- **EXERCISE**: Extend the guide below on deploying a Hugo site with Caddy to Fly, picking up right after its last sentence.

That’s the Caddyfile created. Now to pull the two parts together in the Dockerfile.

Adding Caddy

At the moment, our Dockerfile simply brings in and runs the Hugo static generator at build time. We need to take the results of that and put it into a Caddy docker image. There are official Caddy images, so I’ll use one of them:

FROM klakegg/hugo:0.74.0-onbuild AS hugo

FROM caddy:2.1.1

Docker will now start with this Caddy image. Our Caddyfile says it will serve files out of /usr/share/caddy so we’ll want to copy the files from our Hugo build over to there by adding:

COPY --from=hugo /target/ /usr/share/caddy/

The --from points to the named image we created at the start with AS hugo. Now all we need is to put the Caddyfile in place.

COPY ./Caddyfile /etc/caddy/Caddyfile

Ready To Fly

We’re ready to publish the site. Run flyctl deploy and watch as the Hugo site is built, copied into a Caddy image, that image is then flattened and despatched to a Fly firecracker node. You don’t have to worry about that though, just run flyctl open and your browser will open on your application.

(Page layout parsing data)
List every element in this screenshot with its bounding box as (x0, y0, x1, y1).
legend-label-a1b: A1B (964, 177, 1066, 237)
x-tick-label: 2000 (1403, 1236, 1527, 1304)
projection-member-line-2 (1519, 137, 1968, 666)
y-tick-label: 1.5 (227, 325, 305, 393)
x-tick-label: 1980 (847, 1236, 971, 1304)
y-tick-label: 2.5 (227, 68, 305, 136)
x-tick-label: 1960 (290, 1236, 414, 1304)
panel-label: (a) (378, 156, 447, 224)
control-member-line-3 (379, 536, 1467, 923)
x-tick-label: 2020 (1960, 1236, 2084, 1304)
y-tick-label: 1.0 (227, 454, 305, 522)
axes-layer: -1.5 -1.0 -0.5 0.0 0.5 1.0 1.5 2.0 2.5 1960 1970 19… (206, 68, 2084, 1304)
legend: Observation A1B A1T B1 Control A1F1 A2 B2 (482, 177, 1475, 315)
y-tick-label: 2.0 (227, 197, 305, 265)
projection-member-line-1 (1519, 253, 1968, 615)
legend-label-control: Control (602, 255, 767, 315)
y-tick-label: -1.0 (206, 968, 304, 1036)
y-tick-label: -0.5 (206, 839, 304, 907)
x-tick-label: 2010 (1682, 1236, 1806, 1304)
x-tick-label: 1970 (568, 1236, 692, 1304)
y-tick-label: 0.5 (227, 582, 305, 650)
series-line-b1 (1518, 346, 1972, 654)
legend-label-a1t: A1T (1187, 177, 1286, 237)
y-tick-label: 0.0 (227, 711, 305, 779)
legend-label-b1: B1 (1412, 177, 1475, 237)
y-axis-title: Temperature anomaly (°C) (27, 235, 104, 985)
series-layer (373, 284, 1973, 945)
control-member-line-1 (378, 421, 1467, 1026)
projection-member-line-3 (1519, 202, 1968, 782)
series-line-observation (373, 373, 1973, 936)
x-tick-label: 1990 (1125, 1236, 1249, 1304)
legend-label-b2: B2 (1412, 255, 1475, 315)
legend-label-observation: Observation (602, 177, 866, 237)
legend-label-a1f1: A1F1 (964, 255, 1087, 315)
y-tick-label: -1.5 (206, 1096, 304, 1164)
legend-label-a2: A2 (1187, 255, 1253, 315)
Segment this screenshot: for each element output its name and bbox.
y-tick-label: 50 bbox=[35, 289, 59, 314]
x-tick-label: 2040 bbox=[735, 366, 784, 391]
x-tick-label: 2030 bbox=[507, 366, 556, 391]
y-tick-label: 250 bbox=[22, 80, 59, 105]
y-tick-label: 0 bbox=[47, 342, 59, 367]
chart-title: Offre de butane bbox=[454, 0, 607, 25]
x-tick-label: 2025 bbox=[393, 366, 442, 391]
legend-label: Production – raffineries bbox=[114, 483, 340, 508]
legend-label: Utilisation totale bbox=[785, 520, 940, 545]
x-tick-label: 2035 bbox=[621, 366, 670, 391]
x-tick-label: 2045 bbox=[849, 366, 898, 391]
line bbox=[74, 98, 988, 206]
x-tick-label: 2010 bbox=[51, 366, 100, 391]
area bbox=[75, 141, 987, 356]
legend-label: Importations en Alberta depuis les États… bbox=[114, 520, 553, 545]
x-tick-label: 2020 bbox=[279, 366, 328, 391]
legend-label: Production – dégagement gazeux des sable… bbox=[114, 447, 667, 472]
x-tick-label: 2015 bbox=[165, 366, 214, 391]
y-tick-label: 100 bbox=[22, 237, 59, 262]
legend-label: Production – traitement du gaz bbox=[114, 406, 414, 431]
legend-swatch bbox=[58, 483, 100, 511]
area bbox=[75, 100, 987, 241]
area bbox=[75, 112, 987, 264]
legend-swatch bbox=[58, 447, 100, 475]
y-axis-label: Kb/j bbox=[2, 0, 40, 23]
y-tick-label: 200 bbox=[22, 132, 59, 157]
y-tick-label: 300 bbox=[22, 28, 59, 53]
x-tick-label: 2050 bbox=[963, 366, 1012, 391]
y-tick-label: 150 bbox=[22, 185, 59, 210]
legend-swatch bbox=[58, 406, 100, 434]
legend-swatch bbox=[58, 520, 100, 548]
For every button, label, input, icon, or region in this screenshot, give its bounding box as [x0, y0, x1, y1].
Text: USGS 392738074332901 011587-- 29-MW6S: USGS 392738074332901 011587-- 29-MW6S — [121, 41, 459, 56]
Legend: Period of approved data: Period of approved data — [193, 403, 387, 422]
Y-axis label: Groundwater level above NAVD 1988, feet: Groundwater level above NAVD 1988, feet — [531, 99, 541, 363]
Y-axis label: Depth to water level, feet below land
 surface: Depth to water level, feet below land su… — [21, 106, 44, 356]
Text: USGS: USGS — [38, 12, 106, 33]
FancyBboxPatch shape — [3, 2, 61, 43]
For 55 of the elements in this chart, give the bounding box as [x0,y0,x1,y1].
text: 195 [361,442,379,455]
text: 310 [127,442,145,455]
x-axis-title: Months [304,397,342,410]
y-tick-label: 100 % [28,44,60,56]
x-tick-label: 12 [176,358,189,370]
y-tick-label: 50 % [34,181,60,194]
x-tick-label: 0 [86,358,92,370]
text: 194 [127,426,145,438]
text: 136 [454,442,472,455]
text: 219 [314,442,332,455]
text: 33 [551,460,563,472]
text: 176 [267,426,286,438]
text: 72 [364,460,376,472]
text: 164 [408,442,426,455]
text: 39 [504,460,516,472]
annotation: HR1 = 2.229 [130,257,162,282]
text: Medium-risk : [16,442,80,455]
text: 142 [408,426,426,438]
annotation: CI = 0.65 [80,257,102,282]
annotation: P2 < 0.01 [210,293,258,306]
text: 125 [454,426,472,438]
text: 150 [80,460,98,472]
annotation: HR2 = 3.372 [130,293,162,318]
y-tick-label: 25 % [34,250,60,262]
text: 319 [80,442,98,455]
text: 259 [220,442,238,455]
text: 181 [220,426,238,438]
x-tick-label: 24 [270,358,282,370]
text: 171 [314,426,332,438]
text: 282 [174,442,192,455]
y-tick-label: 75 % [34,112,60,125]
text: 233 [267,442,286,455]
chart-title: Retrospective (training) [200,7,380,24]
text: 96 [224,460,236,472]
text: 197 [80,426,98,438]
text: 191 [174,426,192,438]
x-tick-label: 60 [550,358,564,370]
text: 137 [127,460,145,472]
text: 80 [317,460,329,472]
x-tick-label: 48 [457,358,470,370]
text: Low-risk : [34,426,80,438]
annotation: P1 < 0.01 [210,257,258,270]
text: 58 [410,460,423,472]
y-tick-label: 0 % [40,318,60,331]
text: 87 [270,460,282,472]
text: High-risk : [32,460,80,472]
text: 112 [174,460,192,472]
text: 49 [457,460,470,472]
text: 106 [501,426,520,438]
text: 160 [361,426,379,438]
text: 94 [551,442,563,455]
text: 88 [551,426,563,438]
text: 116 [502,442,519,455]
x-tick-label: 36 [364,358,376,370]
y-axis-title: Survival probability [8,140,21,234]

- **OUTPUT**:
One thing worth noticing is that, although we only configured http://makeroni.fly.dev, it’s being automatically upgraded to https: to secure the connection.

But we aren’t done yet. Remember we wanted the site to be provisioned on makeroni.cc.

Fly Domain

The first step is to get the DNS system to point makeroni.cc to the IP address of makeroni.fly.dev. I can get the IP Address by running flyctl ips list.

$ flyctl ips list

TYPE ADDRESS                              CREATED AT
v4   77.83.141.28                         2020-07-07T21:26:36Z
v6   2a09:8280:1:9f04:7aa6:a706:a3d7:ccba 2020-07-07T21:26:36Z

We want the V4 address. Now, I need to go to the registrar of the DNS entry, in my case NameCheap, and get to the DNS management pages, specifically the Advanced Management page of that.

It’s there I can add an A record. A @ 77.83.141.28 (The @ goes in the host column on Namecheap).

Save that and let it propagate and then go to http://makeroni.cc and you should see your site. If you follow any links though, you’ll notice you are back on https://makeronicc.fly.dev. That’s because Hugo generated all the links with that address.

That’s easy enough to fix (we’ll get back to it in a moment), but there’s another more important thing to look at.

If I try to go to https://makeroni.cc and I get an error saying the connection is not secure. I haven’t created a TLS certificate for the domain.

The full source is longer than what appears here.